>>

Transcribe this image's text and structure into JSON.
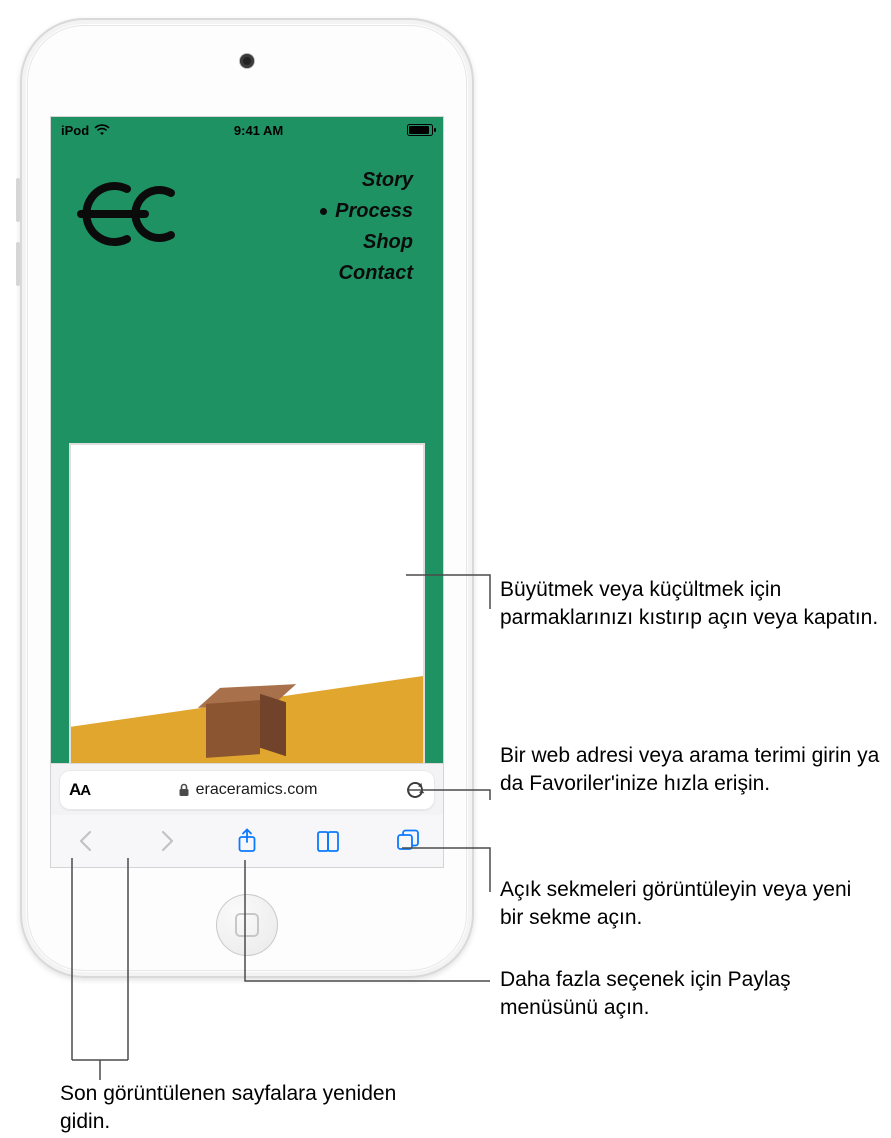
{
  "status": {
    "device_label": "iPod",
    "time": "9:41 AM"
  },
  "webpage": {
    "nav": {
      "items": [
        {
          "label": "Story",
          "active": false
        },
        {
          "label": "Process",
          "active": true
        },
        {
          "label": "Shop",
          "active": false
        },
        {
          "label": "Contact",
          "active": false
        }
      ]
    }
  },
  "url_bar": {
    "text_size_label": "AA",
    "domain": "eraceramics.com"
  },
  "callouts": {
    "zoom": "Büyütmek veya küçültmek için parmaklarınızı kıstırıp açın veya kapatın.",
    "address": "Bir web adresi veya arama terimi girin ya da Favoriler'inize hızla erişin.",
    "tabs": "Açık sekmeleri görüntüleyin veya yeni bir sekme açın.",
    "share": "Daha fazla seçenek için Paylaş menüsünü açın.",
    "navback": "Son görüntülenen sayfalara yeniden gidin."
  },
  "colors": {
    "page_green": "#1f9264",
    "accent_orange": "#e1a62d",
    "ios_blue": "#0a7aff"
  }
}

<<

■ Exercise instructions
Report how many lines of the listing above include the word "için". Say nothing but the number.

■ Complete answer
2